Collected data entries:
-*-

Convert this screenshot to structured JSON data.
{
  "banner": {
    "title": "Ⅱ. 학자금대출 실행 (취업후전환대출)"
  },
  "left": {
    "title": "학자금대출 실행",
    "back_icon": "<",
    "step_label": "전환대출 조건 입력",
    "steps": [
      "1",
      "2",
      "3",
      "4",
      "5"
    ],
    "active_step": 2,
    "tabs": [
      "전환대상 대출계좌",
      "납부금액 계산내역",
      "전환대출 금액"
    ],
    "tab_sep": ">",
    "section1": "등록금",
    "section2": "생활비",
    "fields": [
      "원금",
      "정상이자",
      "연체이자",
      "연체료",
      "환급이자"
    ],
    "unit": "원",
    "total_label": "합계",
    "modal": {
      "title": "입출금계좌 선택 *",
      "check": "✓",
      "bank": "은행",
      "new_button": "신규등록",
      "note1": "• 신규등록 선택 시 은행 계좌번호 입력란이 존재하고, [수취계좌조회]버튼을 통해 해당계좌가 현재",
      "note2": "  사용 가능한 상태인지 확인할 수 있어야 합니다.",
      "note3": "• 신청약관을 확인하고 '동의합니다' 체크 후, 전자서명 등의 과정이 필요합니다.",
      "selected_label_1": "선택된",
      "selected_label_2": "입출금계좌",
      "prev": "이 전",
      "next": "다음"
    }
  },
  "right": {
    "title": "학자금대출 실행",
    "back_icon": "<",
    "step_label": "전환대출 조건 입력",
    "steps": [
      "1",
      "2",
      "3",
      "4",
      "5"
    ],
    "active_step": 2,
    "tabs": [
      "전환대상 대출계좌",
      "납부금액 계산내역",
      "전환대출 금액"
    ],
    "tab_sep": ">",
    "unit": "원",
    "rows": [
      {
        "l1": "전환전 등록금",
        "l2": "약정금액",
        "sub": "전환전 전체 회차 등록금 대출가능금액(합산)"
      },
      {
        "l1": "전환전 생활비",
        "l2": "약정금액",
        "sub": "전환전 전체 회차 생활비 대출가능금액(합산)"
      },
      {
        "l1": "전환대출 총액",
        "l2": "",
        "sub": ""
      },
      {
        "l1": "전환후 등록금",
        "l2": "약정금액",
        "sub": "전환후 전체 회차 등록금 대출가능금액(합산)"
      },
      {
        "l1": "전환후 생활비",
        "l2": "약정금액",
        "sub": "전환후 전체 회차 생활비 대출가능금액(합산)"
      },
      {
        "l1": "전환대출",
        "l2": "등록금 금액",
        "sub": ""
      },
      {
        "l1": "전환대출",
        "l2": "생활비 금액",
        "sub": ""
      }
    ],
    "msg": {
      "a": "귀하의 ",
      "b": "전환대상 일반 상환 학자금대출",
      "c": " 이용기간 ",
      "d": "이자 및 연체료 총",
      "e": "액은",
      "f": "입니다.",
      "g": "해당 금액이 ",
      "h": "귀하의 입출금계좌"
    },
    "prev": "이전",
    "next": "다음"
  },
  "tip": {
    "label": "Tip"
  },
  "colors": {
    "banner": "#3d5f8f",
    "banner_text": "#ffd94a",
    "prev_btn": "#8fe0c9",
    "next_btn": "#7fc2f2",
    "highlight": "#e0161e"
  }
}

-*-

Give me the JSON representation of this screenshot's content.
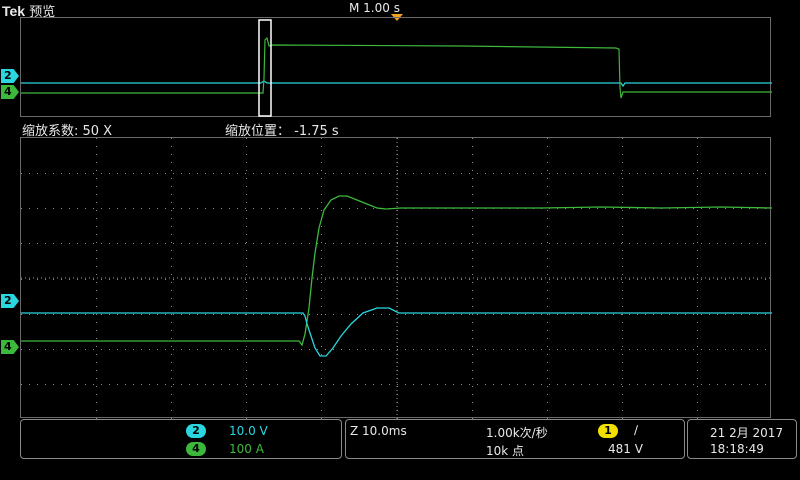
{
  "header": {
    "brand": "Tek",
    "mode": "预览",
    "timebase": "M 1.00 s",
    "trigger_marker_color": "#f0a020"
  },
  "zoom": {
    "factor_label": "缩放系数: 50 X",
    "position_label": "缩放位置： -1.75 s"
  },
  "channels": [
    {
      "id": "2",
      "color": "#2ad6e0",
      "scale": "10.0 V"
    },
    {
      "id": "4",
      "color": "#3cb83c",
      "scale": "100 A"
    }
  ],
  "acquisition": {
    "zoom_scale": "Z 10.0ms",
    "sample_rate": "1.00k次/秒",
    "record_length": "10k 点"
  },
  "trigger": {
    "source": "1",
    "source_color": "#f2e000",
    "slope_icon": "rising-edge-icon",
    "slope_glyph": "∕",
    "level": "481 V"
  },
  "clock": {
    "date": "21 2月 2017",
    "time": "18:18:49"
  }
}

-*-

(Exercise directions) Find the word "입출금계좌" in the entries, and copy every line it shows up in.

(Solution to the exercise)
      "title": "입출금계좌 선택 *",
      "selected_label_2": "입출금계좌",
      "h": "귀하의 입출금계좌"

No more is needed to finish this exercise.